Set problem: Seek out every line containing the word "incidents", and copy each.

Data provided:
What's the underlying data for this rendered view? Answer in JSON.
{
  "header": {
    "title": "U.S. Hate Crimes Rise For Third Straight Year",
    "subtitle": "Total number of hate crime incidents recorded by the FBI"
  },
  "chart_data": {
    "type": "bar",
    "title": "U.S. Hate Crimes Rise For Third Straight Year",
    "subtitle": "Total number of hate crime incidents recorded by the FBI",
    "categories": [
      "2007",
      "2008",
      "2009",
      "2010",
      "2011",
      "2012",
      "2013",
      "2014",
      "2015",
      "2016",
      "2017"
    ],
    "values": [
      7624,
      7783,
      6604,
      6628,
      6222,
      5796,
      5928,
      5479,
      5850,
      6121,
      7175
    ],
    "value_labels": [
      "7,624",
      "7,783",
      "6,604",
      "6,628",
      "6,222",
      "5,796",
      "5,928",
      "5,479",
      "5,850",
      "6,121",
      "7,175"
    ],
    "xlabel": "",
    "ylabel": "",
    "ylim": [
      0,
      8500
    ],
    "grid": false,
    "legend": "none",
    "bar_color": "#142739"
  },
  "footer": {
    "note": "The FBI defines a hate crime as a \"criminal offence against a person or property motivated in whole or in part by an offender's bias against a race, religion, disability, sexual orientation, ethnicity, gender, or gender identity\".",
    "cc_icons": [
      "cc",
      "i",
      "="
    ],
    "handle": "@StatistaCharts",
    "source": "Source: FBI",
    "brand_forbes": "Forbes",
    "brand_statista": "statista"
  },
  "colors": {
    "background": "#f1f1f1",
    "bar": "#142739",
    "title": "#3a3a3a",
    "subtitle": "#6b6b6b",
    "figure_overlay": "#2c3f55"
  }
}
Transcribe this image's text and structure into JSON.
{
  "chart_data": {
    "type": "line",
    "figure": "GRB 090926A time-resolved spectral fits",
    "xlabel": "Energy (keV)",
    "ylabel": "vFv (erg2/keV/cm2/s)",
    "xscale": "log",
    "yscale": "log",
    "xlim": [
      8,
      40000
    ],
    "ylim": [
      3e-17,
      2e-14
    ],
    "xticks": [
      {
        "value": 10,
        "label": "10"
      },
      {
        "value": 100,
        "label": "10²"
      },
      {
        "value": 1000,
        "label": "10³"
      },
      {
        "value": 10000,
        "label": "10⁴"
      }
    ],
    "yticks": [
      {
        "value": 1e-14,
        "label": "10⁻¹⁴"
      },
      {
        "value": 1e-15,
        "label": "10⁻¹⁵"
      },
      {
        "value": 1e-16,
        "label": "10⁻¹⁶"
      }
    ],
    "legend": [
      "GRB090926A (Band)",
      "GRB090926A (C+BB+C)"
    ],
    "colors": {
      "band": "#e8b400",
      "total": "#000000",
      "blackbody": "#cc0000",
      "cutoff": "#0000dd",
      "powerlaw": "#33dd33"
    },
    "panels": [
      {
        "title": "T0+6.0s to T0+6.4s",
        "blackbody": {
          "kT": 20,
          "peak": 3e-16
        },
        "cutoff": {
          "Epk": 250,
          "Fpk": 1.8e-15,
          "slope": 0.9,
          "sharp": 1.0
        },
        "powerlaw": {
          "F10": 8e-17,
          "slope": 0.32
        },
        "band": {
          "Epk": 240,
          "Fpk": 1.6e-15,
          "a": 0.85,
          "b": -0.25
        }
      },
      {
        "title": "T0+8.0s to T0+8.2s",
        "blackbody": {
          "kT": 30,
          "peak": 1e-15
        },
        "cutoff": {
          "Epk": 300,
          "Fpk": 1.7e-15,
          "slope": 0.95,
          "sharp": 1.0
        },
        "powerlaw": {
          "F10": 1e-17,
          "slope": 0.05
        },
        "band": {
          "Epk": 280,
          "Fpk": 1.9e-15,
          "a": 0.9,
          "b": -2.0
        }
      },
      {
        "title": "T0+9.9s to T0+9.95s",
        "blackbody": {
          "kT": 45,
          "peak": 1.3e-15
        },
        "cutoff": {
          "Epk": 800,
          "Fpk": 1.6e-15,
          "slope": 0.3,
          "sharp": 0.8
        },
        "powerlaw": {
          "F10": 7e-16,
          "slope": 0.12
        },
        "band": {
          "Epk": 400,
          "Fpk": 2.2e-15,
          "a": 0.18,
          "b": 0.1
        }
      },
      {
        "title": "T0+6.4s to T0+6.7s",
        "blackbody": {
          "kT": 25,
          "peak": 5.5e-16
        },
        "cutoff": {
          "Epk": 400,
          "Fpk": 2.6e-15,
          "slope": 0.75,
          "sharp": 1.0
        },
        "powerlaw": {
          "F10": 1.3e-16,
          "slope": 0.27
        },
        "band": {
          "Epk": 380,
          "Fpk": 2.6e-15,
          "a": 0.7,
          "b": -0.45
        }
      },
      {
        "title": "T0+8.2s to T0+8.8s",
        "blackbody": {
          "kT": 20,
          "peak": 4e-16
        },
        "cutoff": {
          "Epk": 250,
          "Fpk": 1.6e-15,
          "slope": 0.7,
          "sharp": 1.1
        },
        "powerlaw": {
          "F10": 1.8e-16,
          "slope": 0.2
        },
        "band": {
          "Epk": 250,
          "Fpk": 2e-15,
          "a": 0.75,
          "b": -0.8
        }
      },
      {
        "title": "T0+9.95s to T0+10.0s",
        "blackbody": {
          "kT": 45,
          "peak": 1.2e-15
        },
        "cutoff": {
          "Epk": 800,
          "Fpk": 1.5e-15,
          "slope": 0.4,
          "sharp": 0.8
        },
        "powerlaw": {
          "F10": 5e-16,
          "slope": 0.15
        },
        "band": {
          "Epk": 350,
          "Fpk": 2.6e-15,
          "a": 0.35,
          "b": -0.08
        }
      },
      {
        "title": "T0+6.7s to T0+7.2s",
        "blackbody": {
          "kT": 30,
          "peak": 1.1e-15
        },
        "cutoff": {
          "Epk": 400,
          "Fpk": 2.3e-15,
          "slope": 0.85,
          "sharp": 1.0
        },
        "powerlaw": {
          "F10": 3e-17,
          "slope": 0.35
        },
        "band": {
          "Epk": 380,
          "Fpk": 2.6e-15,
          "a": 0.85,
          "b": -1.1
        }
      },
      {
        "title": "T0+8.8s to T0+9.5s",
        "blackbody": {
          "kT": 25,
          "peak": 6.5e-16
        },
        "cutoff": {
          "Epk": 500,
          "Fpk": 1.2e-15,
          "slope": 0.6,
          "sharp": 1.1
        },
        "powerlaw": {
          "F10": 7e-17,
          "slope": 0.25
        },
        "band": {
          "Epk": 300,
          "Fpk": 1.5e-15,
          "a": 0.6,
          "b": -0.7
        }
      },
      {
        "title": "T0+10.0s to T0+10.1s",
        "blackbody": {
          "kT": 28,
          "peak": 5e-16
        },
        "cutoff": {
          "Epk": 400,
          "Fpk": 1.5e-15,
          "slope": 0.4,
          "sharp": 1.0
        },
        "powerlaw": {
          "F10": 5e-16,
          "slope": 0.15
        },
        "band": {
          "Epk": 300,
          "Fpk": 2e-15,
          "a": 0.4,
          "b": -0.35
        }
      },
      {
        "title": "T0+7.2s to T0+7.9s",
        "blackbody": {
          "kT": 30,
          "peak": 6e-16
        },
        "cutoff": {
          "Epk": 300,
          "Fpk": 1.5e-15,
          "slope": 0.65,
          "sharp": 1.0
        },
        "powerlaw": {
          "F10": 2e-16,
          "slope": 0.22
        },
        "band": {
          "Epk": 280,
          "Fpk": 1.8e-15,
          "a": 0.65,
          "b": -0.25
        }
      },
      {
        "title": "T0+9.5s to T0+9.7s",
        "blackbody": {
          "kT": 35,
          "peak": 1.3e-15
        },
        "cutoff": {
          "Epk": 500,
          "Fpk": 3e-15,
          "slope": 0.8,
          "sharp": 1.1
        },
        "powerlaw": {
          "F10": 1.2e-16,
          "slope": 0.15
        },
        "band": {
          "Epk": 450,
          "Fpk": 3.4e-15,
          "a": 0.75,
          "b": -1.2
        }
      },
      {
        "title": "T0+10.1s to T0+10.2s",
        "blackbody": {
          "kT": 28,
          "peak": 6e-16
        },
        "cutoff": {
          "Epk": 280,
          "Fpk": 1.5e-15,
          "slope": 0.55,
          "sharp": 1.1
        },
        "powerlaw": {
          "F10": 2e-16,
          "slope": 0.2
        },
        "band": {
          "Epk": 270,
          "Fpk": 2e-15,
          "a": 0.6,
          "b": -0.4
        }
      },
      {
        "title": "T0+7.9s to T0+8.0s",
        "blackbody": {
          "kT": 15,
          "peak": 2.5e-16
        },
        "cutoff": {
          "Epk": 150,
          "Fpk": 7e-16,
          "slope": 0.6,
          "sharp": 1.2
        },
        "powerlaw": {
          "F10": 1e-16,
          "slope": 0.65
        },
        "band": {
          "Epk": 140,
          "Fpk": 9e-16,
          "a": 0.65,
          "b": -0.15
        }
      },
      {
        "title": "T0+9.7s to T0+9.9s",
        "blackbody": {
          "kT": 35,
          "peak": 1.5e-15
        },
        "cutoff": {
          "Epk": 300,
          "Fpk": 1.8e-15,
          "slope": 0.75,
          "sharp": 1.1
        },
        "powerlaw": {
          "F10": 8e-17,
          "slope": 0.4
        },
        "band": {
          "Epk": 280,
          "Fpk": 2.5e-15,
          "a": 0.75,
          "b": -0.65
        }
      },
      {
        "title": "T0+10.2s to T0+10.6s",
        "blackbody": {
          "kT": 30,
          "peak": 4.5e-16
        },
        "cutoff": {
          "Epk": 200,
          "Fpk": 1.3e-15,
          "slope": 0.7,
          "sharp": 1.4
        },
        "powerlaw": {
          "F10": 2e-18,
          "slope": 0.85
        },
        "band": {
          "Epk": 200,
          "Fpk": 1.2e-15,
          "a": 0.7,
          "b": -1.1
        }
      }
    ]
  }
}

Problem solution:
    "subtitle": "Total number of hate crime incidents recorded by the FBI"
    "subtitle": "Total number of hate crime incidents recorded by the FBI",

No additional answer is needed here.